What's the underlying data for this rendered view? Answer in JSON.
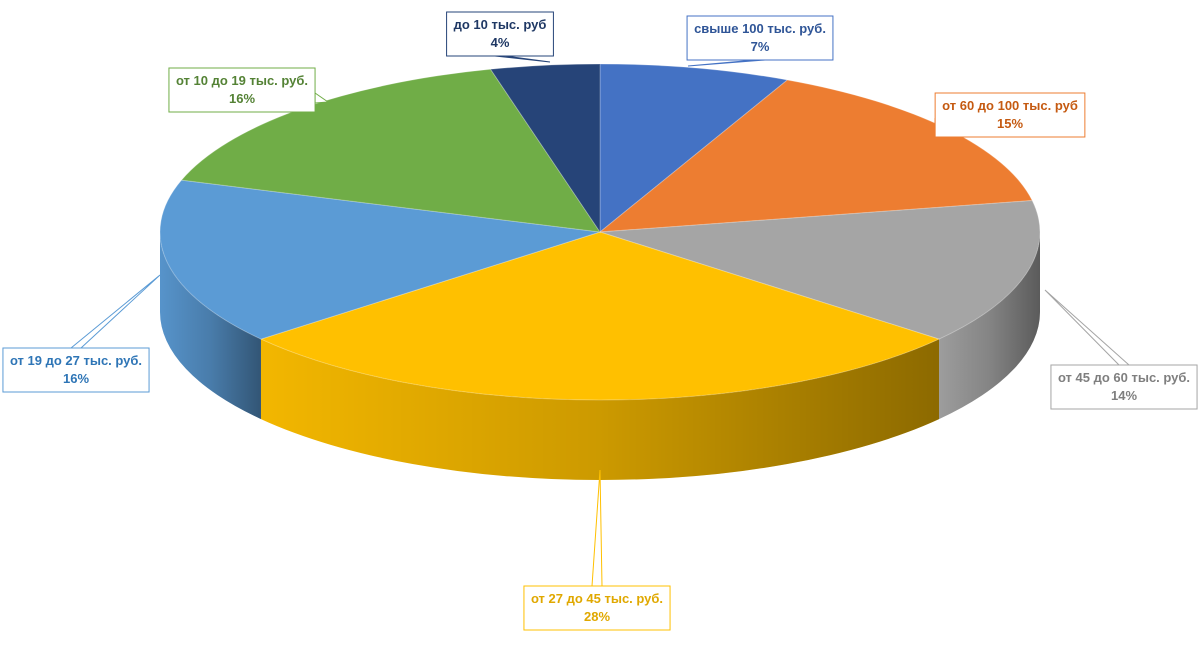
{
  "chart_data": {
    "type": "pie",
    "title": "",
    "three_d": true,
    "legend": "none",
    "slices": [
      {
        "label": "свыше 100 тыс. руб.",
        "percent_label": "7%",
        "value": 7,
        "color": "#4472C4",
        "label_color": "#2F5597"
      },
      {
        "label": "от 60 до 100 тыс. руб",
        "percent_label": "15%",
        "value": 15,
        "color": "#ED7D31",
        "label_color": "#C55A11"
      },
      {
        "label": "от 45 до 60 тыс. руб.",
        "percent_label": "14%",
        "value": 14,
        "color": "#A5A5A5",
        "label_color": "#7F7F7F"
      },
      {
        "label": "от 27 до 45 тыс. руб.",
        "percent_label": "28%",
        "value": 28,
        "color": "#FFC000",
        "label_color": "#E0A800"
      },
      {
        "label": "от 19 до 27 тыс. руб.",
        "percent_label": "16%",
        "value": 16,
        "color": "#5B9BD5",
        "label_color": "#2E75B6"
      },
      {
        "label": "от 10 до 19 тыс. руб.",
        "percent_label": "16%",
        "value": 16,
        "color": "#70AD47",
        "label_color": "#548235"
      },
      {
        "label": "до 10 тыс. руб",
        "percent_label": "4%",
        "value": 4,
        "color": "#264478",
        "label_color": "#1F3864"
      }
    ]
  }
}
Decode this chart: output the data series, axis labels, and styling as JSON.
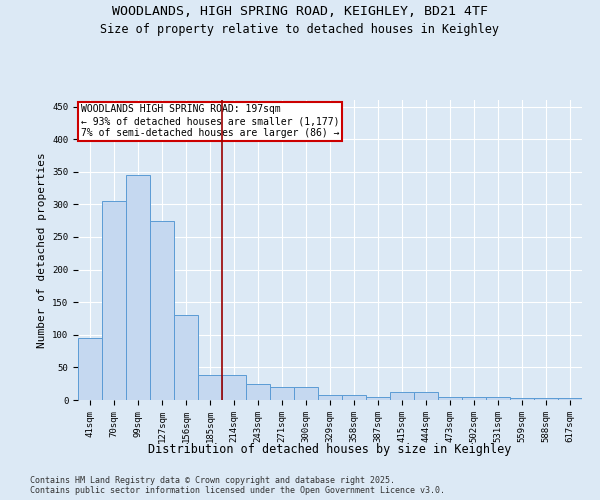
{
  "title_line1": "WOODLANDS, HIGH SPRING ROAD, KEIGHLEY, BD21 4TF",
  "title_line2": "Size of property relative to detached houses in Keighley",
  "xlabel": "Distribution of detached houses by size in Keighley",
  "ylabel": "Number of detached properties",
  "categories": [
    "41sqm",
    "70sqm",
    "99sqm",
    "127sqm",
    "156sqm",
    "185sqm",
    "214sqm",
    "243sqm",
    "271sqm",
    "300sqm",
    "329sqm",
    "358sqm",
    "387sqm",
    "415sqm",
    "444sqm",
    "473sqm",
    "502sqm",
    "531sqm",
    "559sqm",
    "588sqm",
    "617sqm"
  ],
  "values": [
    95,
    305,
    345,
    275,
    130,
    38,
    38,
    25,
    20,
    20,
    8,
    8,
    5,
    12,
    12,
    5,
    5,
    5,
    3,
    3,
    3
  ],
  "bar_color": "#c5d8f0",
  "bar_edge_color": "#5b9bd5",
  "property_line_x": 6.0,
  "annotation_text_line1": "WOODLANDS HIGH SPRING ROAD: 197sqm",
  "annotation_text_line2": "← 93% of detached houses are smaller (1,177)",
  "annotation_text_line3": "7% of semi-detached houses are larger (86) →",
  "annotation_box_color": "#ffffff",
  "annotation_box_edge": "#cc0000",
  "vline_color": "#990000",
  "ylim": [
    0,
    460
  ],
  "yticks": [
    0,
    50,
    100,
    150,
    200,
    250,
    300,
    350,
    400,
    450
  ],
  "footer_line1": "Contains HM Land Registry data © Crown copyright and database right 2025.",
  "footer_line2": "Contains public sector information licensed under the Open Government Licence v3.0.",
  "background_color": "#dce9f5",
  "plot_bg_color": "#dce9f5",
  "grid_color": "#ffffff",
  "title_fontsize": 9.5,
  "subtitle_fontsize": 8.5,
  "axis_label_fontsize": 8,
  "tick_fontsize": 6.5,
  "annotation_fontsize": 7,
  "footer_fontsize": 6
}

---

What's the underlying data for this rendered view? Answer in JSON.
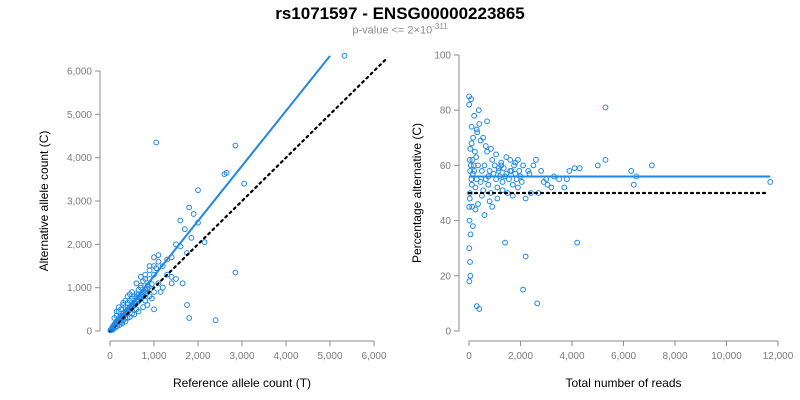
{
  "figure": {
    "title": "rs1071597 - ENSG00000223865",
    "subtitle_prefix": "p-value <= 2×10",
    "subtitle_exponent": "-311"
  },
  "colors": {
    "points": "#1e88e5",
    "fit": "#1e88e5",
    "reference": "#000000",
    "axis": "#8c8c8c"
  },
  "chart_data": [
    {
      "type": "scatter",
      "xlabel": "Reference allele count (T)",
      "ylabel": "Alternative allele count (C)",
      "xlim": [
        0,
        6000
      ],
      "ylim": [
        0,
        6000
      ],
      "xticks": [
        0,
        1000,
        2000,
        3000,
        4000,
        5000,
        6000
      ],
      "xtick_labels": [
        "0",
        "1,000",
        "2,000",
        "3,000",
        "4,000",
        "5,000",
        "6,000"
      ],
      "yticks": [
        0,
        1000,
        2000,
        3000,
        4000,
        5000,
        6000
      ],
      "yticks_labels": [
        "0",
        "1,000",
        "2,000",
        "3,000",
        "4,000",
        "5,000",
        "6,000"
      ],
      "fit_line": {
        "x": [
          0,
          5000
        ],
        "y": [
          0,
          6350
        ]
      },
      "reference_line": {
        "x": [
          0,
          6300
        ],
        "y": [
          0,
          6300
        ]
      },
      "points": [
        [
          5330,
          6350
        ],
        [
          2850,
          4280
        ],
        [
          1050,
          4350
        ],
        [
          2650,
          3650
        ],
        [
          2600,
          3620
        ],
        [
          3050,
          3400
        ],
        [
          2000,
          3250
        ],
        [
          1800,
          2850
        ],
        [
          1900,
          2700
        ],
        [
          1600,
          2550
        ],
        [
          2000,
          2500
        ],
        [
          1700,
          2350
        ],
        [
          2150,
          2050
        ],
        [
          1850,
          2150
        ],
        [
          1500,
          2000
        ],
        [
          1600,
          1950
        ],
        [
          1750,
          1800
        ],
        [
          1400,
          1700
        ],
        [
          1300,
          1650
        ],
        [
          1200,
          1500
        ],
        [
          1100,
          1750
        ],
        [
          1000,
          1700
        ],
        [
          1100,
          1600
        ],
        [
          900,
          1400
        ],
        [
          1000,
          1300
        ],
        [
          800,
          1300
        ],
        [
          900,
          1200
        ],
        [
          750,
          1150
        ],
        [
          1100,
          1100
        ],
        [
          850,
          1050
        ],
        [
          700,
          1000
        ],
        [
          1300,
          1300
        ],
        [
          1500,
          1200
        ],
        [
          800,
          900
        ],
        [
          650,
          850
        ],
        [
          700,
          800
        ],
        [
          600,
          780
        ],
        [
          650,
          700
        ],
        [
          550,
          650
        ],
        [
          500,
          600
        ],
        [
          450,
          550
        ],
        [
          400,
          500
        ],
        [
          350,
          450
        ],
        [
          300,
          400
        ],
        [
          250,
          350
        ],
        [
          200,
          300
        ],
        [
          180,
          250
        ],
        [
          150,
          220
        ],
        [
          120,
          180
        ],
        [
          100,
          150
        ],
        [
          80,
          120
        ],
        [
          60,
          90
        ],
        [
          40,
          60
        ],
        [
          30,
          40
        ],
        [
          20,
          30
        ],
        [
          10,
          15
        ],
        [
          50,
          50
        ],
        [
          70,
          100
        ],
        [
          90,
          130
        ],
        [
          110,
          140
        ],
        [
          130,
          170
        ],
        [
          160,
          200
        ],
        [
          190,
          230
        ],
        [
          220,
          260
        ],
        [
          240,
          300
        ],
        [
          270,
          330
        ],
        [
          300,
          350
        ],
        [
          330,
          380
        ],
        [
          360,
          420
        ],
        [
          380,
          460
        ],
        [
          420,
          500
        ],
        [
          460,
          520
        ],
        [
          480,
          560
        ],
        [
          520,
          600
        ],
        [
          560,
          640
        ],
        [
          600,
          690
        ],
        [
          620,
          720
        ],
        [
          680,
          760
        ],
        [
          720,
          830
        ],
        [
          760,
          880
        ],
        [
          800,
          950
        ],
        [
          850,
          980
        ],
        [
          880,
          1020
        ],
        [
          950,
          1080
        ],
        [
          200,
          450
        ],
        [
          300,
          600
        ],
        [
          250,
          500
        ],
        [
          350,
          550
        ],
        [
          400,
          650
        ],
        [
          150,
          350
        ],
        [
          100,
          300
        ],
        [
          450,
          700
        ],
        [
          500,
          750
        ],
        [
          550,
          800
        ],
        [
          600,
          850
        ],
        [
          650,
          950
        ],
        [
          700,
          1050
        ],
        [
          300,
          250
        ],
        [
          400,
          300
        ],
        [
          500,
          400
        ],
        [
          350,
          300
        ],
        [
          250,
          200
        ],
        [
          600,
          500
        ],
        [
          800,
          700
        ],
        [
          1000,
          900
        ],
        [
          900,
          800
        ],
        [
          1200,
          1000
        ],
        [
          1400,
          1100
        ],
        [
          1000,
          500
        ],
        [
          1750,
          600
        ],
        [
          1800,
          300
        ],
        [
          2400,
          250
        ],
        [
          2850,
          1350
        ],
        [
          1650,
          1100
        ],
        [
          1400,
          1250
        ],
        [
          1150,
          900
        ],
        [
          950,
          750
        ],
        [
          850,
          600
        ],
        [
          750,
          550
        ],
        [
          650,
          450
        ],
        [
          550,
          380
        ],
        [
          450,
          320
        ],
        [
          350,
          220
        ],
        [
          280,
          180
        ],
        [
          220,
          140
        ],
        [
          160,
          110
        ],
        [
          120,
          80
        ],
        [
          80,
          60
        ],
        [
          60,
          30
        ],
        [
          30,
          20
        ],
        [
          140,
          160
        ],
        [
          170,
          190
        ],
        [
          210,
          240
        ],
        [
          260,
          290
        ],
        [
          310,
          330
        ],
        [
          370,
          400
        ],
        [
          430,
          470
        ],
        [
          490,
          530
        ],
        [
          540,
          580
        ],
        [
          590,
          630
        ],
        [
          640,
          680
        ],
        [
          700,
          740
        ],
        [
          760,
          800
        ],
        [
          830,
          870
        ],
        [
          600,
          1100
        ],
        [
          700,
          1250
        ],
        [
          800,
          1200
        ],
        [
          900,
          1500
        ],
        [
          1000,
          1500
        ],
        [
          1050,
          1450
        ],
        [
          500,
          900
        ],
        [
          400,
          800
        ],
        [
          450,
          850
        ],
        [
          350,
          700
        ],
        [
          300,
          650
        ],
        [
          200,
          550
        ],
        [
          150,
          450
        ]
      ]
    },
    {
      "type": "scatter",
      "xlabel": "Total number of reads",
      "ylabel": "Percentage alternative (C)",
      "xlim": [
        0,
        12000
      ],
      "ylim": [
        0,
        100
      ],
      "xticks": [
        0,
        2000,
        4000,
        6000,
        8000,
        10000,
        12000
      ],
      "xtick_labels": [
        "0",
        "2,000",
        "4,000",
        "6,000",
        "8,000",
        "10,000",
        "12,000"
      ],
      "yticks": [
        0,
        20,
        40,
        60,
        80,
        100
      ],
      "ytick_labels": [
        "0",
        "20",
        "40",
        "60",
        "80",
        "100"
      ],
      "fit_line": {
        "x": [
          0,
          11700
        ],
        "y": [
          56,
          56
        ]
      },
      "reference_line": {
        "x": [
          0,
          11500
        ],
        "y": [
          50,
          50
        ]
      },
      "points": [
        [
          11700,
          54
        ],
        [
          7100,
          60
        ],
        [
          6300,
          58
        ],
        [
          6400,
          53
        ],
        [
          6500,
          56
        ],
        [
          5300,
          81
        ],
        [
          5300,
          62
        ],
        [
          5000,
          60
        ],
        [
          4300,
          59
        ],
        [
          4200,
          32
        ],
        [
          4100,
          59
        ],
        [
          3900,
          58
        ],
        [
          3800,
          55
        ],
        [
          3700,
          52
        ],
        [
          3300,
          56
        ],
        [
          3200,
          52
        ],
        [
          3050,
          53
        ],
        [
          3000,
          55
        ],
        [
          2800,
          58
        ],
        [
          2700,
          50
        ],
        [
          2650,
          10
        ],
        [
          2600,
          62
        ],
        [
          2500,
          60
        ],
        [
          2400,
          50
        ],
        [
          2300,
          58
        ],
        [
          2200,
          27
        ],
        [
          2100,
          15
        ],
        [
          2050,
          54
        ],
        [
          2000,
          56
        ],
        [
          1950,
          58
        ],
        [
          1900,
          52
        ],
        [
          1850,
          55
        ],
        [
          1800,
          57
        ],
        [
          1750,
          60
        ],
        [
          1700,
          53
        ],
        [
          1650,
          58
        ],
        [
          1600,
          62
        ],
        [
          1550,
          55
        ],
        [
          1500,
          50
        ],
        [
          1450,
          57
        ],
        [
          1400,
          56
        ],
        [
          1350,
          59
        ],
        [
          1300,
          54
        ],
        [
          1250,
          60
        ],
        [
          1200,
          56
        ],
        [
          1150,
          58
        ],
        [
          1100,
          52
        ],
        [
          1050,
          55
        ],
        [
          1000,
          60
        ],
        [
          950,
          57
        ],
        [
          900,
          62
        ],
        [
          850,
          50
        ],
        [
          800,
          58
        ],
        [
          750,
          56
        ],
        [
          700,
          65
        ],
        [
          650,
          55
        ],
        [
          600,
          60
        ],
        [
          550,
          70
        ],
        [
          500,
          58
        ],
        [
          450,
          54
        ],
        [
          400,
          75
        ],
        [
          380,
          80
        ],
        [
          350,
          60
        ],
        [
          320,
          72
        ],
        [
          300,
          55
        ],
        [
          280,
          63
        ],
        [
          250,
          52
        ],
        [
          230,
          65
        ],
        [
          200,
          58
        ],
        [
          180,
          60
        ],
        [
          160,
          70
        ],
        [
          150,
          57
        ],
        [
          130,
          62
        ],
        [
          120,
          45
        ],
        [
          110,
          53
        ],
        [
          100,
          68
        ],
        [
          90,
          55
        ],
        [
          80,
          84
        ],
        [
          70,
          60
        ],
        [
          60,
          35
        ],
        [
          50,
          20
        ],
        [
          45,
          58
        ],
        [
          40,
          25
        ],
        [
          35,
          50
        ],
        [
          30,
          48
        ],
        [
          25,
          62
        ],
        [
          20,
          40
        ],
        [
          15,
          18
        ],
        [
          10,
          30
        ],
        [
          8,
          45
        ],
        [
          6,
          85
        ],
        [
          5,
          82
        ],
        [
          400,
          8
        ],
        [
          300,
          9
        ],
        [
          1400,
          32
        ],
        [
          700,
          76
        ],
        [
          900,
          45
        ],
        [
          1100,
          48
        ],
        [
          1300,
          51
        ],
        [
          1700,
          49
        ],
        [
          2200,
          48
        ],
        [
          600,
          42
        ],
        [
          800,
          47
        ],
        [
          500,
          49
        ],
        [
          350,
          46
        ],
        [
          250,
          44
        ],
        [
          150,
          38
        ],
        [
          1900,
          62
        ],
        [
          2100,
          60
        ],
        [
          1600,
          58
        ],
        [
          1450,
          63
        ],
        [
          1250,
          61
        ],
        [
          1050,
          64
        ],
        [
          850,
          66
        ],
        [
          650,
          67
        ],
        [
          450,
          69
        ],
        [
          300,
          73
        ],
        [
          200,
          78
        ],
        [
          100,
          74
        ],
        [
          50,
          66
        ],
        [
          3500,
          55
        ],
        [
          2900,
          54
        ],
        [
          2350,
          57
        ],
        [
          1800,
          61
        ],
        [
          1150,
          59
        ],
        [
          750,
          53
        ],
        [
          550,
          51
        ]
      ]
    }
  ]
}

--

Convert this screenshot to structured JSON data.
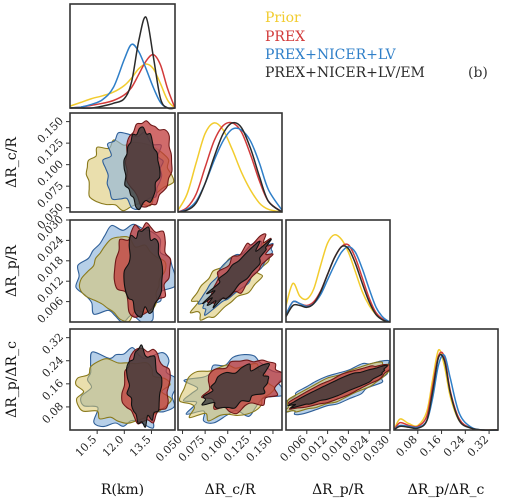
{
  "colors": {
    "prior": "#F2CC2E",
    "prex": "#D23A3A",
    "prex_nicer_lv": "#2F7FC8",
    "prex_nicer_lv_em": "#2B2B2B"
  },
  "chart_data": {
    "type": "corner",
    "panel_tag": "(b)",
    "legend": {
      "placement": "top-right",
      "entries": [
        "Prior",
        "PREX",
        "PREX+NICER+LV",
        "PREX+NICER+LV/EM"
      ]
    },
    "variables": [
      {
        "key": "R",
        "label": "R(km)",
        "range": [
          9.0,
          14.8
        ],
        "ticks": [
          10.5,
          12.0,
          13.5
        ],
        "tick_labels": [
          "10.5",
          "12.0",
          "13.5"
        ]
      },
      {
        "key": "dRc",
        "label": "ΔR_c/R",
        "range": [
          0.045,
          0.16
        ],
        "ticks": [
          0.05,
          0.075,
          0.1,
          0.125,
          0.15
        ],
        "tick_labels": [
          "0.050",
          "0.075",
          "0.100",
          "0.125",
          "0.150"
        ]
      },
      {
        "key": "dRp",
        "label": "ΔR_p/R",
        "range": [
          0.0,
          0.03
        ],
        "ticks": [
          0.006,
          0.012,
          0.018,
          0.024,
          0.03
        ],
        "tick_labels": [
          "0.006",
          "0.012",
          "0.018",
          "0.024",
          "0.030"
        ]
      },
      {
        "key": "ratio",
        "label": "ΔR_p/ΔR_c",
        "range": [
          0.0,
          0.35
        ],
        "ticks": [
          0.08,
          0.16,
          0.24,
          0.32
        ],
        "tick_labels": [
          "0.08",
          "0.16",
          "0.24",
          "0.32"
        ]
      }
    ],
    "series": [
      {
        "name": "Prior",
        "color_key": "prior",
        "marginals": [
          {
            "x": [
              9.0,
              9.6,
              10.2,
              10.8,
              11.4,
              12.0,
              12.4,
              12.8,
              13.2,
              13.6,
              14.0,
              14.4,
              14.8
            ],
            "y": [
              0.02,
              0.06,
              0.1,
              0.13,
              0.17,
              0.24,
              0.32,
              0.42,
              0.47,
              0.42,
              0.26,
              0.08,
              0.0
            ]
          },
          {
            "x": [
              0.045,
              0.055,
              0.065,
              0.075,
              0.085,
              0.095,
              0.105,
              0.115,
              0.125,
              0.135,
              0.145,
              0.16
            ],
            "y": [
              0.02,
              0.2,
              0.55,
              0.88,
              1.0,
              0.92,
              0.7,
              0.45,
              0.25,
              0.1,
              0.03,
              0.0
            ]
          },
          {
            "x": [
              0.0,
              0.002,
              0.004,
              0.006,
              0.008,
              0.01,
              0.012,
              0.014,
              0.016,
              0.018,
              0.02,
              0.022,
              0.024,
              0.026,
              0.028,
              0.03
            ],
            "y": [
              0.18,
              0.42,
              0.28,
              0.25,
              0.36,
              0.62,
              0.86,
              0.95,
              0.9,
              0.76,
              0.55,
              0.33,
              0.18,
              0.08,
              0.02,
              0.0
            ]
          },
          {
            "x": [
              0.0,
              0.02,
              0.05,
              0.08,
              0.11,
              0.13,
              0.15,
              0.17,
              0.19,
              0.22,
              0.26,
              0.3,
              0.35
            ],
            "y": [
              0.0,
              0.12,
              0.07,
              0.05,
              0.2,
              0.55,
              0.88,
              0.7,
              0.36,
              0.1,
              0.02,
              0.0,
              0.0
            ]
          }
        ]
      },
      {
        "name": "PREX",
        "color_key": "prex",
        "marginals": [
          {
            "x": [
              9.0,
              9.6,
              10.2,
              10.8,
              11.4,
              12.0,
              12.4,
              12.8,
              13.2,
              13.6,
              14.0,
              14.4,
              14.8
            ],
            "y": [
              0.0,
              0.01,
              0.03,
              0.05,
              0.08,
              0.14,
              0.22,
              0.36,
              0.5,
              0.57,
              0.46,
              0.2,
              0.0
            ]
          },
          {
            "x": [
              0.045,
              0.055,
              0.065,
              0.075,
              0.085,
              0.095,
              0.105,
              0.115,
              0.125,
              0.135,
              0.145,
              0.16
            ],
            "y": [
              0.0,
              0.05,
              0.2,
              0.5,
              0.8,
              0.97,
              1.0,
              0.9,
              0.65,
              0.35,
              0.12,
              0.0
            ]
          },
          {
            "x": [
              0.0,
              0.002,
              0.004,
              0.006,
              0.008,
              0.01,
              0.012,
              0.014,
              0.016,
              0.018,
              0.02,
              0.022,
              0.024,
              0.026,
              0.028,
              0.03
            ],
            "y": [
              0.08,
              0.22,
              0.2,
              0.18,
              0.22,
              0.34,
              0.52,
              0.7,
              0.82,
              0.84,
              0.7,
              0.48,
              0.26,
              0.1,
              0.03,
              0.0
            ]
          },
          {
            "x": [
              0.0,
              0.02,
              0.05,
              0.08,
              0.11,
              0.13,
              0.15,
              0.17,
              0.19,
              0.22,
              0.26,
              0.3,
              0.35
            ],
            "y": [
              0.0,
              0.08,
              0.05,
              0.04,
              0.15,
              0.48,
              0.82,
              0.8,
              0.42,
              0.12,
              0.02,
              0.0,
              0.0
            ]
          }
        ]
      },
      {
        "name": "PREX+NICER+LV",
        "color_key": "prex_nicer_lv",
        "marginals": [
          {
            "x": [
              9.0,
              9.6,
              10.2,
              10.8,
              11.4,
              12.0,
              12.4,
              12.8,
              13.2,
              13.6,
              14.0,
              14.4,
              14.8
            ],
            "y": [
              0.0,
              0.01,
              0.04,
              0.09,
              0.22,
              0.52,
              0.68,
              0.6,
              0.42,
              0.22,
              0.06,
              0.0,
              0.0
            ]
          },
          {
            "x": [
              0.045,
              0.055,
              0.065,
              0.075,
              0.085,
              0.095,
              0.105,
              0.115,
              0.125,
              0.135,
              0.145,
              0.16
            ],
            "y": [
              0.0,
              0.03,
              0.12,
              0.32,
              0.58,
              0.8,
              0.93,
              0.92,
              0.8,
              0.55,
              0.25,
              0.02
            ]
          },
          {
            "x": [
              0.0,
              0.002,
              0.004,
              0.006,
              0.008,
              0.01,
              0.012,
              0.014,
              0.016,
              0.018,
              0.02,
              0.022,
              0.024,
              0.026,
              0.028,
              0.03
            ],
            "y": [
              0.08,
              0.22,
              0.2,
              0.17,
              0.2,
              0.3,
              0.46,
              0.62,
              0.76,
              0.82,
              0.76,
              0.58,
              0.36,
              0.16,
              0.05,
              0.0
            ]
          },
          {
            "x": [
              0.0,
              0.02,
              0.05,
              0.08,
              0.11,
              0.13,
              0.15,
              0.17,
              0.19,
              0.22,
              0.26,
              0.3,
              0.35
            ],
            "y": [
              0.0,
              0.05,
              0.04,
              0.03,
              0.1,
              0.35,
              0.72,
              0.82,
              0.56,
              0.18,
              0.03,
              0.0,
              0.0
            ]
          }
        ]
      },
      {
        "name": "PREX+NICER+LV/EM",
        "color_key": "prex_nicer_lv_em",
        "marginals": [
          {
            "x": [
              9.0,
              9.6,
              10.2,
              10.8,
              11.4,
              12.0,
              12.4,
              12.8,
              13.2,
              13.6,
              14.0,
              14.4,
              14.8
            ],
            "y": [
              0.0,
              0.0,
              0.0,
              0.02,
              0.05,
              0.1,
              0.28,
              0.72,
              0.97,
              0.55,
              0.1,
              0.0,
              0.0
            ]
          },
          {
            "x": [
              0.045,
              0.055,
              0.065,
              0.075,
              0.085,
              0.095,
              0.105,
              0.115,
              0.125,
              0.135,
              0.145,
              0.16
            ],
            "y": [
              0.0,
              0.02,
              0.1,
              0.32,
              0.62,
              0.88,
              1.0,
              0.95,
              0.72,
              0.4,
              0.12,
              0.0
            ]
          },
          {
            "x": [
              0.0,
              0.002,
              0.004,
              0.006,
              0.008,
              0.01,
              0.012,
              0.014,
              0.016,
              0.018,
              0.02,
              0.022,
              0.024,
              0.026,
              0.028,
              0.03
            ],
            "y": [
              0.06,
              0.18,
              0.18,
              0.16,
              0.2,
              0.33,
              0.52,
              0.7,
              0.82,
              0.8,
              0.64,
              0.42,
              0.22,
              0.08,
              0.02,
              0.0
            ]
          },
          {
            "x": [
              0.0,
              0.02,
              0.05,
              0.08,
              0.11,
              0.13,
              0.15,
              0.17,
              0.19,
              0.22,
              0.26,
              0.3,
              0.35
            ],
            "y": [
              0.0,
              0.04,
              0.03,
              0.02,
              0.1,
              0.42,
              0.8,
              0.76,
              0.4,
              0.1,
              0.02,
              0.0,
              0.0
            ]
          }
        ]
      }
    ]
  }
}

▶ _Task to carry out_: For the entries above, state how many lines contain the word "HIGH". Provide the number by itself.

▶ _Answer below_: 2